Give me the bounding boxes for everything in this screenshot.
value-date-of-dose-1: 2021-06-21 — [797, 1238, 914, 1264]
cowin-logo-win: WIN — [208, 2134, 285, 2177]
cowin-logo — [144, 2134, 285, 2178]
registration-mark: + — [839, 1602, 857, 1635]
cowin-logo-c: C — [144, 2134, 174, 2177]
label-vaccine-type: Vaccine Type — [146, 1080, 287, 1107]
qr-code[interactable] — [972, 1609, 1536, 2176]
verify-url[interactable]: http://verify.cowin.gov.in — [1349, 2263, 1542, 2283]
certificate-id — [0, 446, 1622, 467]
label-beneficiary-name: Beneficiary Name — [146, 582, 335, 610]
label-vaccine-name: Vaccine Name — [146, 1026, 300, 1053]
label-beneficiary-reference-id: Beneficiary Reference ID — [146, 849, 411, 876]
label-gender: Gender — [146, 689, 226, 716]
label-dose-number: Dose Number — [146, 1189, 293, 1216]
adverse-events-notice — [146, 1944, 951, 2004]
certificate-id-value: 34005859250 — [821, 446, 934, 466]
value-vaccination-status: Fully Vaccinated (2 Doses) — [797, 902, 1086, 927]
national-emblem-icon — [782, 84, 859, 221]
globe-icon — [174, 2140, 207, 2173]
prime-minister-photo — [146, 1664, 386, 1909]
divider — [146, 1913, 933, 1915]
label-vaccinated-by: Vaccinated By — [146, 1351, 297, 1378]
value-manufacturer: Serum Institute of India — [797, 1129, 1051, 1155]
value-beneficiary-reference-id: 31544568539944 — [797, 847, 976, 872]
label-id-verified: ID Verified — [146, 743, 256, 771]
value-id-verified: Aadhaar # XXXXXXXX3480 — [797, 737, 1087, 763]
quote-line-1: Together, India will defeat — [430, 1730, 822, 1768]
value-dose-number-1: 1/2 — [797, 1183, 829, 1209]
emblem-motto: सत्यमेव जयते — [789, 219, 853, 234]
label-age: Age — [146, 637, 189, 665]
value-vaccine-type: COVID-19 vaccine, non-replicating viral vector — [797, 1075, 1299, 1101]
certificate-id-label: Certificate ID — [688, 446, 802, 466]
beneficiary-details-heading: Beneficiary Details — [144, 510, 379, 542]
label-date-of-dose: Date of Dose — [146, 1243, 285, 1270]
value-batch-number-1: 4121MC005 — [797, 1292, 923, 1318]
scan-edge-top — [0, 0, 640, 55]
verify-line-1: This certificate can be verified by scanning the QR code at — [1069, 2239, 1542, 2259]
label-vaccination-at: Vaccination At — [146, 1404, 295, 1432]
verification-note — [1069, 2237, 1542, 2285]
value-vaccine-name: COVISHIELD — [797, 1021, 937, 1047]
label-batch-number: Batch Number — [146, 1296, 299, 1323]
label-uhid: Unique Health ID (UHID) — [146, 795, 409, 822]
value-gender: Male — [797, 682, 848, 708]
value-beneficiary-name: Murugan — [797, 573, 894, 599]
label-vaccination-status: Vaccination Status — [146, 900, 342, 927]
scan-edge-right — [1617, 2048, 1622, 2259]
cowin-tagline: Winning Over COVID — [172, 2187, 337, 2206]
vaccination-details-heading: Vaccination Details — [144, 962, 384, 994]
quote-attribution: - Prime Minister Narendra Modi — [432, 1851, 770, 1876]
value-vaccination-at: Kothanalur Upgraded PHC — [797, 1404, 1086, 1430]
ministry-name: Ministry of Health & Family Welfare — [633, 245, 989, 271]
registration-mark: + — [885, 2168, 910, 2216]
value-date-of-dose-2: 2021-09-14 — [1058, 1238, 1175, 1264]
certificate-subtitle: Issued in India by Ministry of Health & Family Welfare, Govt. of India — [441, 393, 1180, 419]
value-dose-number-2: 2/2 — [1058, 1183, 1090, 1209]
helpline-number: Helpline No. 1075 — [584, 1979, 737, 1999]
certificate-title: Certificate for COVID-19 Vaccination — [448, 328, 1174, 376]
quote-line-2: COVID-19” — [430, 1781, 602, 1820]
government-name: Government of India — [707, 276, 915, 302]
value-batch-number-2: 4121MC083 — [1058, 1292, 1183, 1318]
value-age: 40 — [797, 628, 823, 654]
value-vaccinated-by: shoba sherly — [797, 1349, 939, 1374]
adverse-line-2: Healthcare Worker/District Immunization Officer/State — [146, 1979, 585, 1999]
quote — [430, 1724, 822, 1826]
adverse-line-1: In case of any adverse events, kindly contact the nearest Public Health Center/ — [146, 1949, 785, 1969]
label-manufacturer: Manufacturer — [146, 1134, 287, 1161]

## Aim of the exercise
Search the listing above for the word "adverse", and copy every line that has it.

## Written solution
adverse-events-notice — [146, 1944, 951, 2004]
adverse-line-2: Healthcare Worker/District Immunization Officer/State — [146, 1979, 585, 1999]
adverse-line-1: In case of any adverse events, kindly contact the nearest Public Health Center/ — [146, 1949, 785, 1969]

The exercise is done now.